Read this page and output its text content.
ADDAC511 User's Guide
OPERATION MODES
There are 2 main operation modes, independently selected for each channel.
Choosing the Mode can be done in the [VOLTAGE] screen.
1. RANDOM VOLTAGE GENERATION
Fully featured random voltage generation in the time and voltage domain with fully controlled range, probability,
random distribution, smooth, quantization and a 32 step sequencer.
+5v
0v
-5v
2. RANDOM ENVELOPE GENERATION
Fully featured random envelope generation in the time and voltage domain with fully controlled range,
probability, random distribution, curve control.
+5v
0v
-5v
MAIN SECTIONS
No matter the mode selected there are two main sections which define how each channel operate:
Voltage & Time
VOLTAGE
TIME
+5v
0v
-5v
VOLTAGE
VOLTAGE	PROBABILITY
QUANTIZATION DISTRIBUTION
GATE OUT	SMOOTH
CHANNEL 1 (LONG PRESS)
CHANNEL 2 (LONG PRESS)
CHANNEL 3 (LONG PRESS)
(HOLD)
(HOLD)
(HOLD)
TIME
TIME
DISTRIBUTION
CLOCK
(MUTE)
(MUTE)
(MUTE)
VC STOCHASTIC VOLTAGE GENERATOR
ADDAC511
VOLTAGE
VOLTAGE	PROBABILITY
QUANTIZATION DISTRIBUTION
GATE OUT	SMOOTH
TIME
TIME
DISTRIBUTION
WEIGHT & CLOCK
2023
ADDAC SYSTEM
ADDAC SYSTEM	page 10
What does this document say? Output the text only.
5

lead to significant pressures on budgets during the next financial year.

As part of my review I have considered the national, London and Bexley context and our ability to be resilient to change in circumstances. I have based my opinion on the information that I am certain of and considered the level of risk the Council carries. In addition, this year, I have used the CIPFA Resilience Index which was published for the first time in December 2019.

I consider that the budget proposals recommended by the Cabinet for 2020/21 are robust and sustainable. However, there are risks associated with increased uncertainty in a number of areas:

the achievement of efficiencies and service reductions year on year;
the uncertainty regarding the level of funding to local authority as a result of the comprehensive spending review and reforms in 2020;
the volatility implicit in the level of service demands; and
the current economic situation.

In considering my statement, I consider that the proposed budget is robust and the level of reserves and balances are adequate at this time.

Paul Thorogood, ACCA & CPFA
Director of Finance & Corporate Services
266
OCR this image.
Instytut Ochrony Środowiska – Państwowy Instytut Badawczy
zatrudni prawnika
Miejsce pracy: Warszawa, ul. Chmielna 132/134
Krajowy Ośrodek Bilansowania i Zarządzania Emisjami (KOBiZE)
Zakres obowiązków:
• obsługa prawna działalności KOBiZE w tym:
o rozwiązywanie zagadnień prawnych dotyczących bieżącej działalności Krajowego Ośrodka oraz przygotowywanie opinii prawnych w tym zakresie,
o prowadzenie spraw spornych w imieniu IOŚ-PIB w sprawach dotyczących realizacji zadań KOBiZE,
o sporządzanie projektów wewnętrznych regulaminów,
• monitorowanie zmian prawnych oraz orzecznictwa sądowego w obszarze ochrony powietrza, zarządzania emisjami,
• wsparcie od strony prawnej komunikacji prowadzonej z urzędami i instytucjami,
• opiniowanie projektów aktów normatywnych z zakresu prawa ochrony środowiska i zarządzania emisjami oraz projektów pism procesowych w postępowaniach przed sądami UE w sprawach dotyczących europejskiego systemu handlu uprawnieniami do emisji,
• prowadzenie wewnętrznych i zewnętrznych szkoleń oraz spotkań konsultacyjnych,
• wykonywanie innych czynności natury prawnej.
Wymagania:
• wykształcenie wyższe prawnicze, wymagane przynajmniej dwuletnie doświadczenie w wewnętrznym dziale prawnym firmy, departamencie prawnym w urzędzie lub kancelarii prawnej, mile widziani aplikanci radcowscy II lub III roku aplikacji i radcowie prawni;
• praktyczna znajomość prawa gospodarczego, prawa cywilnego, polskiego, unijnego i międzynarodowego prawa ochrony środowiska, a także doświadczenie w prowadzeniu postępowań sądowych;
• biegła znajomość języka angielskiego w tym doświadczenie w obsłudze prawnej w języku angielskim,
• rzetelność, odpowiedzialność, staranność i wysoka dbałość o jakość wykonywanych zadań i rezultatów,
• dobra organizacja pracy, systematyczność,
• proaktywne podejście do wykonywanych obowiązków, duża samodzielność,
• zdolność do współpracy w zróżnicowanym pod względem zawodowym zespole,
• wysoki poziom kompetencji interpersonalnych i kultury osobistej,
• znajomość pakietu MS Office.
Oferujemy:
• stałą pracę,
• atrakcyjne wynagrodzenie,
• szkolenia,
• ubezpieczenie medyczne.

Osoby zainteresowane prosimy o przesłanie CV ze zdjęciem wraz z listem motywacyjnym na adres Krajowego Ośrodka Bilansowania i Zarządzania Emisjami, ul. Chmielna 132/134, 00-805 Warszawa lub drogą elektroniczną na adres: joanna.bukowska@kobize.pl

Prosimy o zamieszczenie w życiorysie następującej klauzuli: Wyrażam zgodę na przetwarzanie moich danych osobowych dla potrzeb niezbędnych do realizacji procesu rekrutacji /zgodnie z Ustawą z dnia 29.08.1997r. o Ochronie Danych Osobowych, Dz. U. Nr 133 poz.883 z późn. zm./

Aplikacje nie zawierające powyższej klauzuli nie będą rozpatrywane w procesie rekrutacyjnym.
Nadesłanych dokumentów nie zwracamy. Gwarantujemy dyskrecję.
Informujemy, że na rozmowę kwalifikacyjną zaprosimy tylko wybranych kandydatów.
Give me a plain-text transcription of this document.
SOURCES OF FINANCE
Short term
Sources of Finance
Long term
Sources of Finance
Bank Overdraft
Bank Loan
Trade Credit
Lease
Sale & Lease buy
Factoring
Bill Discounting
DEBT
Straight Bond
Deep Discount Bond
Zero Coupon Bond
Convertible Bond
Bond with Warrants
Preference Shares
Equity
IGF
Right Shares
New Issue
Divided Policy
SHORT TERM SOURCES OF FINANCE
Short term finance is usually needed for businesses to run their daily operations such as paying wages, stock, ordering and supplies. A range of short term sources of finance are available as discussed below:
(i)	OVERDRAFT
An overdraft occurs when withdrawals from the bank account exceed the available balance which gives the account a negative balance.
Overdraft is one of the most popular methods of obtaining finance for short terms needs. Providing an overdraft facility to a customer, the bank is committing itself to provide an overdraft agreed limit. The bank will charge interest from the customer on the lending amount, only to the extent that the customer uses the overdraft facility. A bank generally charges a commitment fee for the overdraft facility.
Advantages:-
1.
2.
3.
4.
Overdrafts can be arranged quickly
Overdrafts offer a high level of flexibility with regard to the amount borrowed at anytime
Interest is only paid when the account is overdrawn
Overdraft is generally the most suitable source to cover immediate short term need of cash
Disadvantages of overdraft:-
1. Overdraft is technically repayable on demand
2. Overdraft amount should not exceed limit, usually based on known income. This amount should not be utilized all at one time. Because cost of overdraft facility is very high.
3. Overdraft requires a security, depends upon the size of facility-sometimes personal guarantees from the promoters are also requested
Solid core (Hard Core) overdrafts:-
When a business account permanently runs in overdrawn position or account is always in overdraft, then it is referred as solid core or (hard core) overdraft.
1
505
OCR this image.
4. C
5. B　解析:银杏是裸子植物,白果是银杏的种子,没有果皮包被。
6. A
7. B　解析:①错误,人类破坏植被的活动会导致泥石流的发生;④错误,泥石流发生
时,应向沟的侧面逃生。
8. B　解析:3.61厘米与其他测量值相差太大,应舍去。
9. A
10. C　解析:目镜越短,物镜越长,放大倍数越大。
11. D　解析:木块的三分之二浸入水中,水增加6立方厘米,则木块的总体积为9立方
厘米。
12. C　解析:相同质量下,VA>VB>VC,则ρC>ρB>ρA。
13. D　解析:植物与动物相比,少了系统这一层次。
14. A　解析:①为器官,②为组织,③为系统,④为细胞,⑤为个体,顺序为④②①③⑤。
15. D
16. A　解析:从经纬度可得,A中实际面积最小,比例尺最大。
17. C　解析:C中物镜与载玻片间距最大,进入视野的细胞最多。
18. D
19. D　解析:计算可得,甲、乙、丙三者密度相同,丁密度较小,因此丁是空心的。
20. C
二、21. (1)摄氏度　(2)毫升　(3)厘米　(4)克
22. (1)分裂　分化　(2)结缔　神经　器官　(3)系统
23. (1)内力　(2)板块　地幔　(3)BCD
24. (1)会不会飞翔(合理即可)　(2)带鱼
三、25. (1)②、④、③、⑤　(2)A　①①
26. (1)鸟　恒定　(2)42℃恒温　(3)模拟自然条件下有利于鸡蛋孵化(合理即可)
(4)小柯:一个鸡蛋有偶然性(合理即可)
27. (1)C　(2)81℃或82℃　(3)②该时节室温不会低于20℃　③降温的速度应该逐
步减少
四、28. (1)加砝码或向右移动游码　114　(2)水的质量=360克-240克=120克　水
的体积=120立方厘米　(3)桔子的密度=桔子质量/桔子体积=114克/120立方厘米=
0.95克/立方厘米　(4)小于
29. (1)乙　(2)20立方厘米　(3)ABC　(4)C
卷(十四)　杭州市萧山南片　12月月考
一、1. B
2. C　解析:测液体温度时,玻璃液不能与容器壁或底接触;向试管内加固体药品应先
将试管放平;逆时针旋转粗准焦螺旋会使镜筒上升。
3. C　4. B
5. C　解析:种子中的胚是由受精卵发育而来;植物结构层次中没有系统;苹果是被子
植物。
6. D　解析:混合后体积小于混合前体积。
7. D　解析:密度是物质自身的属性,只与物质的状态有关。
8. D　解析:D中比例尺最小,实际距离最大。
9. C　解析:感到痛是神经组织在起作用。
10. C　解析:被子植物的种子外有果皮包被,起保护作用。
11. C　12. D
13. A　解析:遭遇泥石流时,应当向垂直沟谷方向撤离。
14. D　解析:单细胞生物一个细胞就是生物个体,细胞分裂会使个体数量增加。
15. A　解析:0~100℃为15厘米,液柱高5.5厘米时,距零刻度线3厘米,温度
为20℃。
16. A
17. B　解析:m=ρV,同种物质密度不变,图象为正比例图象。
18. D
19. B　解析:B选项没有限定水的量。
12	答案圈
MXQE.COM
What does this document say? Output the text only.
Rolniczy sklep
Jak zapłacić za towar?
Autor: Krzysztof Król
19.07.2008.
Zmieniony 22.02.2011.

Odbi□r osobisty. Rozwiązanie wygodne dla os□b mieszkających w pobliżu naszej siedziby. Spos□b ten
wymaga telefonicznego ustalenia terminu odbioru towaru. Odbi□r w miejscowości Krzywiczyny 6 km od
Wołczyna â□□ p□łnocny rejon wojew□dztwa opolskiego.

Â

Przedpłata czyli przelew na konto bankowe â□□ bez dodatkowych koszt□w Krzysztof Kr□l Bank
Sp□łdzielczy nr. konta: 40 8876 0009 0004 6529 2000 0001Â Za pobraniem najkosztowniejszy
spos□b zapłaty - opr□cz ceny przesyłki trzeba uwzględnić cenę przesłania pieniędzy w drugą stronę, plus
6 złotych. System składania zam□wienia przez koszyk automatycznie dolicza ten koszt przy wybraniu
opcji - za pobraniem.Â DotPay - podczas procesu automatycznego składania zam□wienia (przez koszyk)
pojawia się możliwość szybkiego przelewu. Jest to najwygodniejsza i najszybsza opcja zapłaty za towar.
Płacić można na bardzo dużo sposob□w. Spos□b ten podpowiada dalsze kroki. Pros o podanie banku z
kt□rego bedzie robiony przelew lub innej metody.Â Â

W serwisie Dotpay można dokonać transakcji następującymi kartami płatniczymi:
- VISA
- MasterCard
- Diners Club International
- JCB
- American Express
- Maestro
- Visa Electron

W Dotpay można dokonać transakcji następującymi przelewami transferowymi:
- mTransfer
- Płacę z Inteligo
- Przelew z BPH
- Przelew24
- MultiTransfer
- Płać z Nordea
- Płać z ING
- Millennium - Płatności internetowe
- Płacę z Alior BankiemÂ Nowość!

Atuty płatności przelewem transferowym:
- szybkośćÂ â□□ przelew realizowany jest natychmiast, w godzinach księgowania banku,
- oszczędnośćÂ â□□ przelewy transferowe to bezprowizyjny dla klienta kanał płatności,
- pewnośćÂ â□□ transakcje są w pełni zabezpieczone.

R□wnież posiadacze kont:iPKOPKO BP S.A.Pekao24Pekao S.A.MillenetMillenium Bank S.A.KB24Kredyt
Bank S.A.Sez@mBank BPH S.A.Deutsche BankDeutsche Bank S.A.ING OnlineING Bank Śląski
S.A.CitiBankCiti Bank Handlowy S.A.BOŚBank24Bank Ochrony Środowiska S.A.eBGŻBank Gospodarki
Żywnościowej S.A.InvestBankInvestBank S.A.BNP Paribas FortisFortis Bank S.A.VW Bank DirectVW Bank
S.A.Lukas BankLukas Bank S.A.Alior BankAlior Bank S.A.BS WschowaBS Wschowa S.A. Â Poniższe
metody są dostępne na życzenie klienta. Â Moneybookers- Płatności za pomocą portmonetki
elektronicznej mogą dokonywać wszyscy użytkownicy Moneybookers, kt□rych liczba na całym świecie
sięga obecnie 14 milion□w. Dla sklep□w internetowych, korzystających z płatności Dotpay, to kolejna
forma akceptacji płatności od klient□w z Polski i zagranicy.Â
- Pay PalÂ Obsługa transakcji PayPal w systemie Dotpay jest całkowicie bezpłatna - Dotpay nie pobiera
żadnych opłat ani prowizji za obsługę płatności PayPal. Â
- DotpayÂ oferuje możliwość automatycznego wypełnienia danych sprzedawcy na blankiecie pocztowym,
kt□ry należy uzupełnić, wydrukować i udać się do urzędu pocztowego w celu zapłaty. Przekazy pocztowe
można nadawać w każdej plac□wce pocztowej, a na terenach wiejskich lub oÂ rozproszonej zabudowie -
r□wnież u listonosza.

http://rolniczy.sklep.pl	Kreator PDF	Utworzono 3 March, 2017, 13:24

----------------

Return every line from the records above that holds the word "przez".

- _SOLUTION TO THIS TASK_:
6 złotych. System składania zam□wienia przez koszyk automatycznie dolicza ten koszt przy wybraniu
opcji - za pobraniem.Â DotPay - podczas procesu automatycznego składania zam□wienia (przez koszyk)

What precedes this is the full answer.